TASK DIRECTIONS ->
Print the entries below in their entirety, exactly as they are written.

## Start

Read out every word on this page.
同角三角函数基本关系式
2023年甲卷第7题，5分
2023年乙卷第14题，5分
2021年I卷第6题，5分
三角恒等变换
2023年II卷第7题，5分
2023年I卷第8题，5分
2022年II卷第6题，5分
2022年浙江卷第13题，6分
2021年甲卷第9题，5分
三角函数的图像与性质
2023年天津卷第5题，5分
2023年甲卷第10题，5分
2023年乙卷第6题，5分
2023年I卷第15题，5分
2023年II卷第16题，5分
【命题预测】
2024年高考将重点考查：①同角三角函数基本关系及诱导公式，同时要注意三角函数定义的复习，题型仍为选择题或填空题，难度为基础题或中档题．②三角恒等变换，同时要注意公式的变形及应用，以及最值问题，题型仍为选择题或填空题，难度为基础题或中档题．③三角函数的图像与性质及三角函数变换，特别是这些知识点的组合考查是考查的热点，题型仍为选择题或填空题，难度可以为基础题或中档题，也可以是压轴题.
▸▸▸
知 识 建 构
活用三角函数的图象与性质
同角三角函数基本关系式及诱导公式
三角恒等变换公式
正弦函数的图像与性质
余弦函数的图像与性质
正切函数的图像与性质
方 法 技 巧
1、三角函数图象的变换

## End

FULL SOLUTION ->
Read out every word on this page.
同角三角函数基本关系式
2023年甲卷第7题，5分
2023年乙卷第14题，5分
2021年I卷第6题，5分
三角恒等变换
2023年II卷第7题，5分
2023年I卷第8题，5分
2022年II卷第6题，5分
2022年浙江卷第13题，6分
2021年甲卷第9题，5分
三角函数的图像与性质
2023年天津卷第5题，5分
2023年甲卷第10题，5分
2023年乙卷第6题，5分
2023年I卷第15题，5分
2023年II卷第16题，5分
【命题预测】
2024年高考将重点考查：①同角三角函数基本关系及诱导公式，同时要注意三角函数定义的复习，题型仍为选择题或填空题，难度为基础题或中档题．②三角恒等变换，同时要注意公式的变形及应用，以及最值问题，题型仍为选择题或填空题，难度为基础题或中档题．③三角函数的图像与性质及三角函数变换，特别是这些知识点的组合考查是考查的热点，题型仍为选择题或填空题，难度可以为基础题或中档题，也可以是压轴题.
▸▸▸
知 识 建 构
活用三角函数的图象与性质
同角三角函数基本关系式及诱导公式
三角恒等变换公式
正弦函数的图像与性质
余弦函数的图像与性质
正切函数的图像与性质
方 法 技 巧
1、三角函数图象的变换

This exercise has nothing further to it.